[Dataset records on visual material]
——————————

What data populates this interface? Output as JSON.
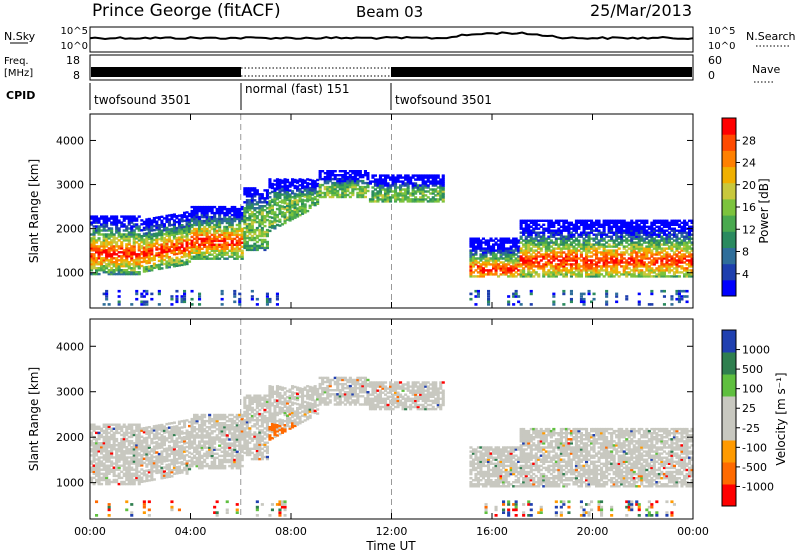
{
  "header": {
    "station": "Prince George (fitACF)",
    "beam": "Beam 03",
    "date": "25/Mar/2013"
  },
  "noise_panel": {
    "left_label": "N.Sky",
    "right_label": "N.Search",
    "left_ticks": [
      "10^5",
      "10^0"
    ],
    "right_ticks": [
      "10^5",
      "10^0"
    ]
  },
  "freq_panel": {
    "left_label_line1": "Freq.",
    "left_label_line2": "[MHz]",
    "right_label": "Nave",
    "left_ticks": [
      "18",
      "8"
    ],
    "right_ticks": [
      "60",
      "0"
    ]
  },
  "cpid": {
    "label": "CPID",
    "segments": [
      {
        "name": "twofsound 3501",
        "start": 0,
        "end": 6
      },
      {
        "name": "normal (fast) 151",
        "start": 6,
        "end": 12
      },
      {
        "name": "twofsound 3501",
        "start": 12,
        "end": 24
      }
    ]
  },
  "colors": {
    "power": [
      "#0000ff",
      "#1e3fae",
      "#2f6e9a",
      "#2a8a5f",
      "#49a94f",
      "#7cc33d",
      "#c8c83c",
      "#f0b000",
      "#ff8000",
      "#ff4a00",
      "#ff0000"
    ],
    "velocity": [
      "#ff0000",
      "#ff6a00",
      "#ff9a00",
      "#c8c8c0",
      "#c8c8c0",
      "#5fbf3f",
      "#2f7f4f",
      "#2040b0"
    ]
  },
  "chart_data": [
    {
      "type": "heatmap",
      "name": "power",
      "xlabel": "",
      "ylabel": "Slant Range [km]",
      "ylim": [
        200,
        4600
      ],
      "xlim": [
        0,
        24
      ],
      "yticks": [
        "1000",
        "2000",
        "3000",
        "4000"
      ],
      "colorbar": {
        "label": "Power [dB]",
        "ticks": [
          "4",
          "8",
          "12",
          "16",
          "20",
          "24",
          "28"
        ]
      }
    },
    {
      "type": "heatmap",
      "name": "velocity",
      "xlabel": "Time UT",
      "ylabel": "Slant Range [km]",
      "ylim": [
        200,
        4600
      ],
      "xlim": [
        0,
        24
      ],
      "yticks": [
        "1000",
        "2000",
        "3000",
        "4000"
      ],
      "xticks": [
        "00:00",
        "04:00",
        "08:00",
        "12:00",
        "16:00",
        "20:00",
        "00:00"
      ],
      "colorbar": {
        "label": "Velocity [m s⁻¹]",
        "ticks": [
          "1000",
          "500",
          "100",
          "25",
          "-25",
          "-100",
          "-500",
          "-1000"
        ]
      }
    }
  ]
}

——————————

* [WHAT IS NEEDED] Extract the full listing above verbatim; pictures are to be left out of the copy.

* [RESPONSE TO THIS EXERCISE]
What data populates this interface? Output as JSON.
{
  "header": {
    "station": "Prince George (fitACF)",
    "beam": "Beam 03",
    "date": "25/Mar/2013"
  },
  "noise_panel": {
    "left_label": "N.Sky",
    "right_label": "N.Search",
    "left_ticks": [
      "10^5",
      "10^0"
    ],
    "right_ticks": [
      "10^5",
      "10^0"
    ]
  },
  "freq_panel": {
    "left_label_line1": "Freq.",
    "left_label_line2": "[MHz]",
    "right_label": "Nave",
    "left_ticks": [
      "18",
      "8"
    ],
    "right_ticks": [
      "60",
      "0"
    ]
  },
  "cpid": {
    "label": "CPID",
    "segments": [
      {
        "name": "twofsound 3501",
        "start": 0,
        "end": 6
      },
      {
        "name": "normal (fast) 151",
        "start": 6,
        "end": 12
      },
      {
        "name": "twofsound 3501",
        "start": 12,
        "end": 24
      }
    ]
  },
  "colors": {
    "power": [
      "#0000ff",
      "#1e3fae",
      "#2f6e9a",
      "#2a8a5f",
      "#49a94f",
      "#7cc33d",
      "#c8c83c",
      "#f0b000",
      "#ff8000",
      "#ff4a00",
      "#ff0000"
    ],
    "velocity": [
      "#ff0000",
      "#ff6a00",
      "#ff9a00",
      "#c8c8c0",
      "#c8c8c0",
      "#5fbf3f",
      "#2f7f4f",
      "#2040b0"
    ]
  },
  "chart_data": [
    {
      "type": "heatmap",
      "name": "power",
      "xlabel": "",
      "ylabel": "Slant Range [km]",
      "ylim": [
        200,
        4600
      ],
      "xlim": [
        0,
        24
      ],
      "yticks": [
        "1000",
        "2000",
        "3000",
        "4000"
      ],
      "colorbar": {
        "label": "Power [dB]",
        "ticks": [
          "4",
          "8",
          "12",
          "16",
          "20",
          "24",
          "28"
        ]
      }
    },
    {
      "type": "heatmap",
      "name": "velocity",
      "xlabel": "Time UT",
      "ylabel": "Slant Range [km]",
      "ylim": [
        200,
        4600
      ],
      "xlim": [
        0,
        24
      ],
      "yticks": [
        "1000",
        "2000",
        "3000",
        "4000"
      ],
      "xticks": [
        "00:00",
        "04:00",
        "08:00",
        "12:00",
        "16:00",
        "20:00",
        "00:00"
      ],
      "colorbar": {
        "label": "Velocity [m s⁻¹]",
        "ticks": [
          "1000",
          "500",
          "100",
          "25",
          "-25",
          "-100",
          "-500",
          "-1000"
        ]
      }
    }
  ]
}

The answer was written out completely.